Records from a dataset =
+--

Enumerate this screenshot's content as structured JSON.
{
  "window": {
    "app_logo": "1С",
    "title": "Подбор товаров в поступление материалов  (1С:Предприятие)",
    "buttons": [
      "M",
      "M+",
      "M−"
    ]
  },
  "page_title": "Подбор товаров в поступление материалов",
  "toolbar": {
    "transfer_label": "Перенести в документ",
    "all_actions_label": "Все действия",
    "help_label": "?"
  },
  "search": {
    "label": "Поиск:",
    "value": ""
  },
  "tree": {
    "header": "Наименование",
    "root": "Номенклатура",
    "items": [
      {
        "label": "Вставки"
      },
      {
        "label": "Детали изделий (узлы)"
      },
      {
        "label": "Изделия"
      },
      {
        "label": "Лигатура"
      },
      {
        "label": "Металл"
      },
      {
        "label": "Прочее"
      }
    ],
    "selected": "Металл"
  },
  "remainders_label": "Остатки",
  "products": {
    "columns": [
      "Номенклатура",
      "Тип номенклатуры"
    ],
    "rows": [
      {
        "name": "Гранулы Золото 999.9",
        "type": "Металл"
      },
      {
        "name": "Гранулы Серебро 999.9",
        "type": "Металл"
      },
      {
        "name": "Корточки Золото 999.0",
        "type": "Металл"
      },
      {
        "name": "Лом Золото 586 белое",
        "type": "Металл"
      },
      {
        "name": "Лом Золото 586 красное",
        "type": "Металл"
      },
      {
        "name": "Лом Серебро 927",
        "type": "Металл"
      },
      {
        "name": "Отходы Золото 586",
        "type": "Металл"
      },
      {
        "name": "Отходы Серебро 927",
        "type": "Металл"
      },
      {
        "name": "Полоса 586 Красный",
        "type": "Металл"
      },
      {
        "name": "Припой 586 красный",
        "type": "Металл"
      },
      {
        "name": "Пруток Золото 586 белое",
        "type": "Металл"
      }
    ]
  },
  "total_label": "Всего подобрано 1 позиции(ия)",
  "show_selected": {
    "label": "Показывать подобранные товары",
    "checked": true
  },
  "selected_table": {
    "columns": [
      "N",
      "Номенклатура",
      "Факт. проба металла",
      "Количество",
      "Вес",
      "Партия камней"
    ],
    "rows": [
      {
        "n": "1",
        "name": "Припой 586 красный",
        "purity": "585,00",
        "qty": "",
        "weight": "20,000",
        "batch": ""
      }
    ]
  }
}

+--

Task description =
Locate the word "поступление" in the entries, and copy every line where it is found.

Worked solution =
    "title": "Подбор товаров в поступление материалов  (1С:Предприятие)",
  "page_title": "Подбор товаров в поступление материалов",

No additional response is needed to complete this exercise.